#### Given request:
Any pictures in the records below should be skipped; write out everything else exactly.

#### Records for the task:
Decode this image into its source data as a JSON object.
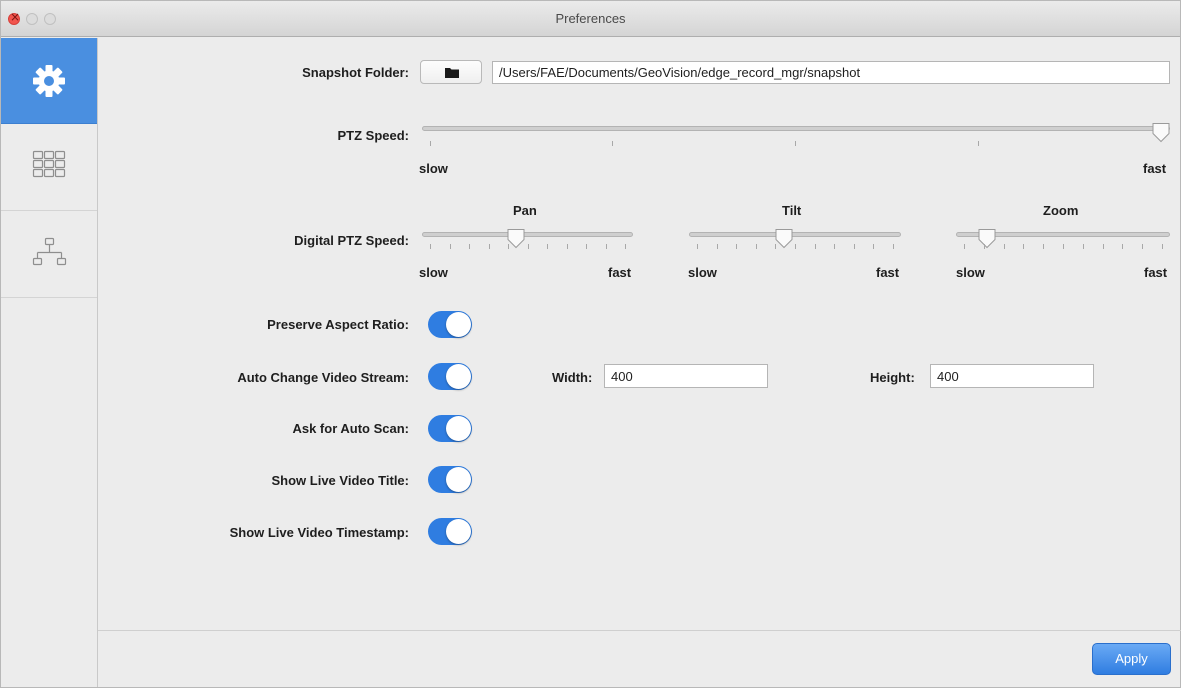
{
  "window": {
    "title": "Preferences"
  },
  "sidebar": {
    "items": [
      {
        "name": "general",
        "icon": "gear-icon",
        "active": true
      },
      {
        "name": "layout",
        "icon": "grid-icon",
        "active": false
      },
      {
        "name": "network",
        "icon": "network-tree-icon",
        "active": false
      }
    ]
  },
  "snapshot": {
    "label": "Snapshot Folder:",
    "button_icon": "folder-icon",
    "path": "/Users/FAE/Documents/GeoVision/edge_record_mgr/snapshot"
  },
  "ptz_speed": {
    "label": "PTZ Speed:",
    "min_label": "slow",
    "max_label": "fast",
    "value": 1.0
  },
  "digital_ptz": {
    "label": "Digital PTZ Speed:",
    "sliders": [
      {
        "title": "Pan",
        "min_label": "slow",
        "max_label": "fast",
        "value": 0.45
      },
      {
        "title": "Tilt",
        "min_label": "slow",
        "max_label": "fast",
        "value": 0.45
      },
      {
        "title": "Zoom",
        "min_label": "slow",
        "max_label": "fast",
        "value": 0.15
      }
    ]
  },
  "toggles": [
    {
      "label": "Preserve Aspect Ratio:",
      "on": true
    },
    {
      "label": "Auto Change Video Stream:",
      "on": true
    },
    {
      "label": "Ask for Auto Scan:",
      "on": true
    },
    {
      "label": "Show Live Video Title:",
      "on": true
    },
    {
      "label": "Show Live Video Timestamp:",
      "on": true
    }
  ],
  "stream_size": {
    "width_label": "Width:",
    "width_value": "400",
    "height_label": "Height:",
    "height_value": "400"
  },
  "footer": {
    "apply_label": "Apply"
  },
  "colors": {
    "accent": "#2f7de1",
    "sidebar_active": "#4a8fe0"
  }
}
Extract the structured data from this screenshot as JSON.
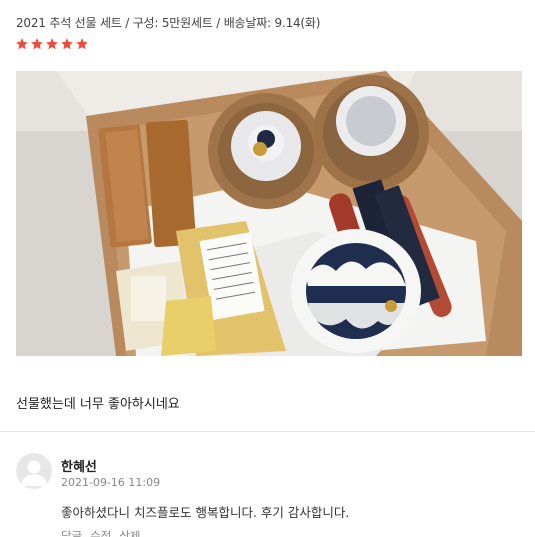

#### The completed task:
Decode this image into its source data as a JSON object.
{
  "window": {
    "title": "Preferences"
  },
  "sidebar": {
    "items": [
      {
        "name": "general",
        "icon": "gear-icon",
        "active": true
      },
      {
        "name": "layout",
        "icon": "grid-icon",
        "active": false
      },
      {
        "name": "network",
        "icon": "network-tree-icon",
        "active": false
      }
    ]
  },
  "snapshot": {
    "label": "Snapshot Folder:",
    "button_icon": "folder-icon",
    "path": "/Users/FAE/Documents/GeoVision/edge_record_mgr/snapshot"
  },
  "ptz_speed": {
    "label": "PTZ Speed:",
    "min_label": "slow",
    "max_label": "fast",
    "value": 1.0
  },
  "digital_ptz": {
    "label": "Digital PTZ Speed:",
    "sliders": [
      {
        "title": "Pan",
        "min_label": "slow",
        "max_label": "fast",
        "value": 0.45
      },
      {
        "title": "Tilt",
        "min_label": "slow",
        "max_label": "fast",
        "value": 0.45
      },
      {
        "title": "Zoom",
        "min_label": "slow",
        "max_label": "fast",
        "value": 0.15
      }
    ]
  },
  "toggles": [
    {
      "label": "Preserve Aspect Ratio:",
      "on": true
    },
    {
      "label": "Auto Change Video Stream:",
      "on": true
    },
    {
      "label": "Ask for Auto Scan:",
      "on": true
    },
    {
      "label": "Show Live Video Title:",
      "on": true
    },
    {
      "label": "Show Live Video Timestamp:",
      "on": true
    }
  ],
  "stream_size": {
    "width_label": "Width:",
    "width_value": "400",
    "height_label": "Height:",
    "height_value": "400"
  },
  "footer": {
    "apply_label": "Apply"
  },
  "colors": {
    "accent": "#2f7de1",
    "sidebar_active": "#4a8fe0"
  }
}
Extract the structured data from this screenshot as JSON.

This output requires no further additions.